What to do:
Scan the material below for the string "электронного", and copy every line where it shows up.

Information shown:
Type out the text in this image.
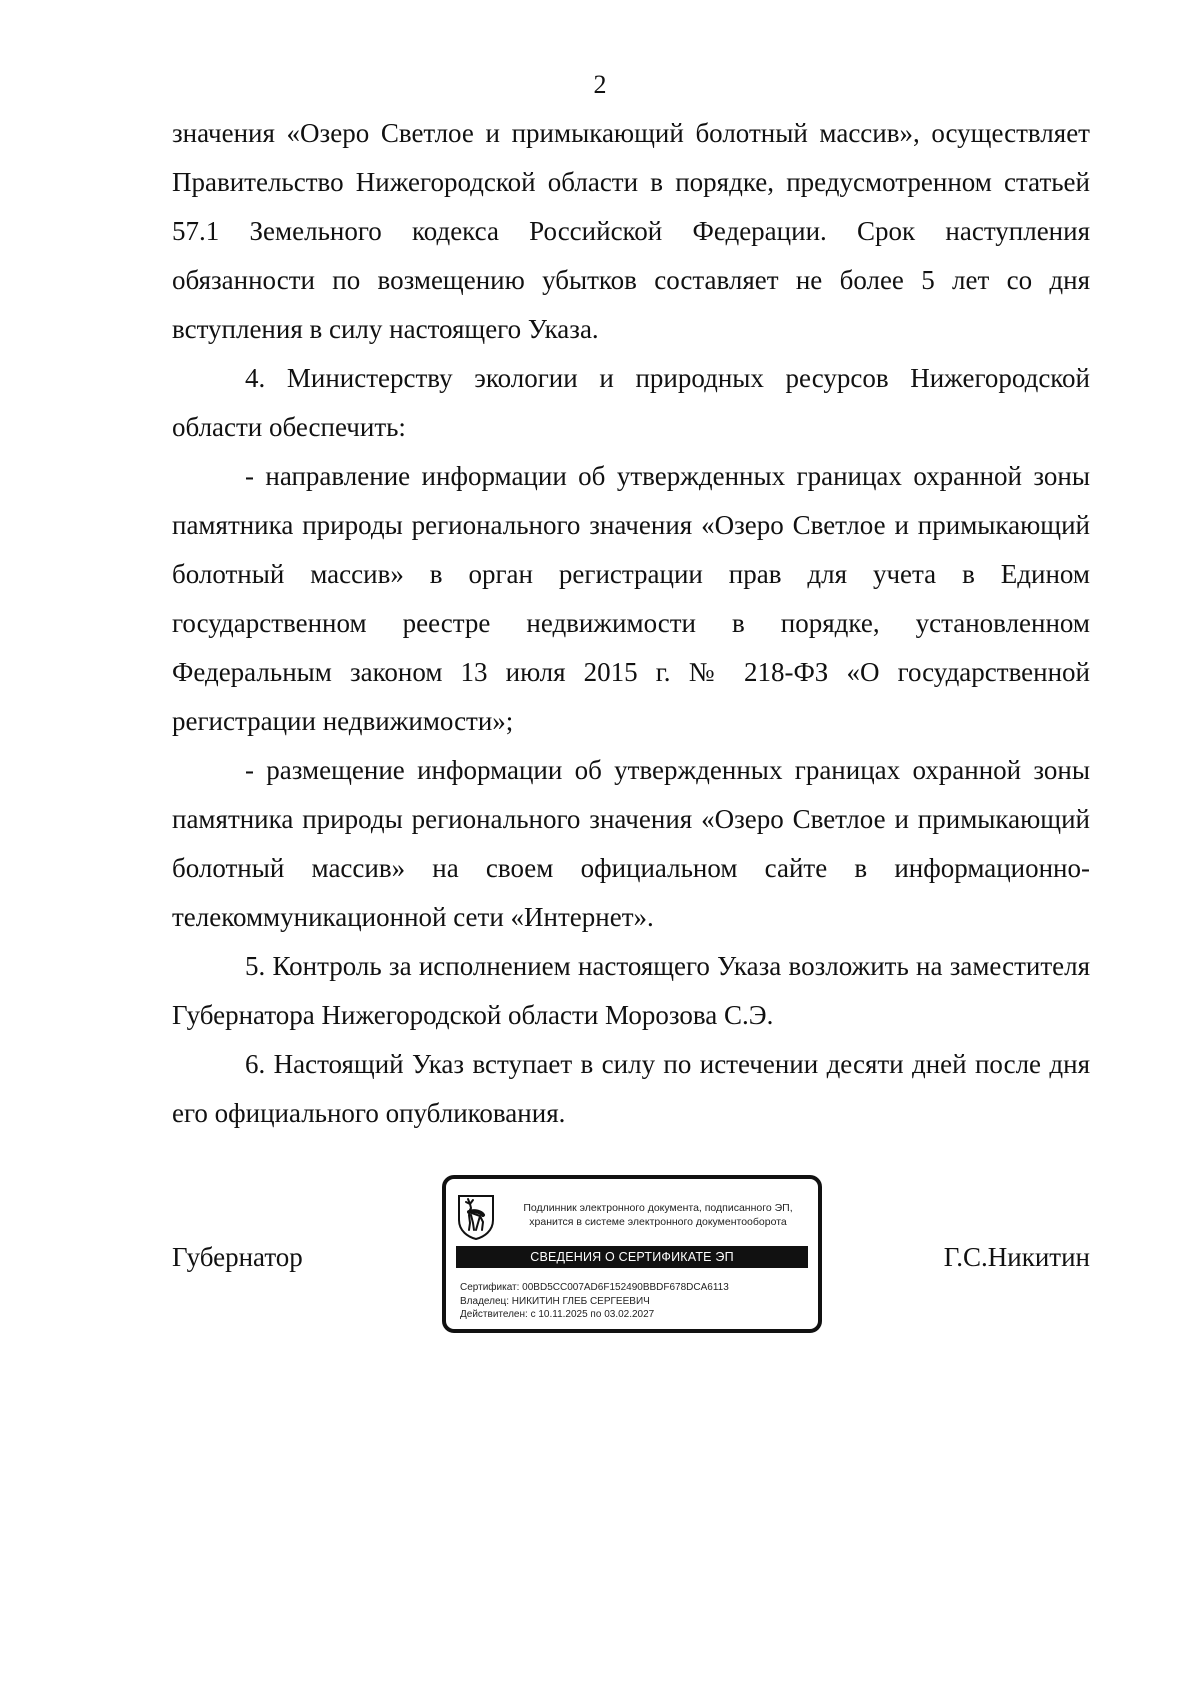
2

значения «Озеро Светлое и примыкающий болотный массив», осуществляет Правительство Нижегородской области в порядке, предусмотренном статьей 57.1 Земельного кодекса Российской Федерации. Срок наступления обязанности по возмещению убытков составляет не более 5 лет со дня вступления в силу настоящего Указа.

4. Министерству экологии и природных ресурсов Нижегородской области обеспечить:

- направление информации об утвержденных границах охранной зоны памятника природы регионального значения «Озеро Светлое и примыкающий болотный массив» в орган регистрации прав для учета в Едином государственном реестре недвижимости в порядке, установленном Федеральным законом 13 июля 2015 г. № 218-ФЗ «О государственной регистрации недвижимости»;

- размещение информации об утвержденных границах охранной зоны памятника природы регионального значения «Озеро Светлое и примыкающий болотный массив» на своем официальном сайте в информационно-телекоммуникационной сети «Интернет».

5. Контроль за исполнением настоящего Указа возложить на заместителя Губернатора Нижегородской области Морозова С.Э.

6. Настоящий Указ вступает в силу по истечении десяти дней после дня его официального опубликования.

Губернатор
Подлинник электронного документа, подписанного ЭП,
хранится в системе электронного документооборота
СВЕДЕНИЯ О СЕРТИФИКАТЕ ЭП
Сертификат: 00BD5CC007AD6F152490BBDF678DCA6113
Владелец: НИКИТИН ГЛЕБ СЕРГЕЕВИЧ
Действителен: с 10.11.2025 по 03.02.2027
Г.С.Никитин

Exercise response:
Подлинник электронного документа, подписанного ЭП,
хранится в системе электронного документооборота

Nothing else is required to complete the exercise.